> [Raw data]
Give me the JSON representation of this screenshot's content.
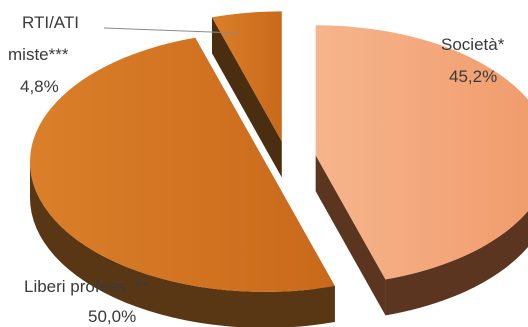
{
  "chart_data": {
    "type": "pie",
    "style": "3d-exploded",
    "slices": [
      {
        "name": "Società*",
        "value": 45.2,
        "label_value": "45,2%",
        "color": "#f2a57a",
        "side_color": "#5b351f"
      },
      {
        "name": "Liberi profess. **",
        "value": 50.0,
        "label_value": "50,0%",
        "color": "#d77822",
        "side_color": "#5a3714"
      },
      {
        "name_lines": [
          "RTI/ATI",
          "miste***"
        ],
        "value": 4.8,
        "label_value": "4,8%",
        "color": "#d06f1d",
        "side_color": "#4b2e10"
      }
    ],
    "legend": "none",
    "labels": "outside"
  }
}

> [Task description] Copy everything in the records above except the pictures, exactly as written.

> [Answer for this exercise]
Give me the JSON representation of this screenshot's content.
{
  "chart_data": {
    "type": "pie",
    "style": "3d-exploded",
    "slices": [
      {
        "name": "Società*",
        "value": 45.2,
        "label_value": "45,2%",
        "color": "#f2a57a",
        "side_color": "#5b351f"
      },
      {
        "name": "Liberi profess. **",
        "value": 50.0,
        "label_value": "50,0%",
        "color": "#d77822",
        "side_color": "#5a3714"
      },
      {
        "name_lines": [
          "RTI/ATI",
          "miste***"
        ],
        "value": 4.8,
        "label_value": "4,8%",
        "color": "#d06f1d",
        "side_color": "#4b2e10"
      }
    ],
    "legend": "none",
    "labels": "outside"
  }
}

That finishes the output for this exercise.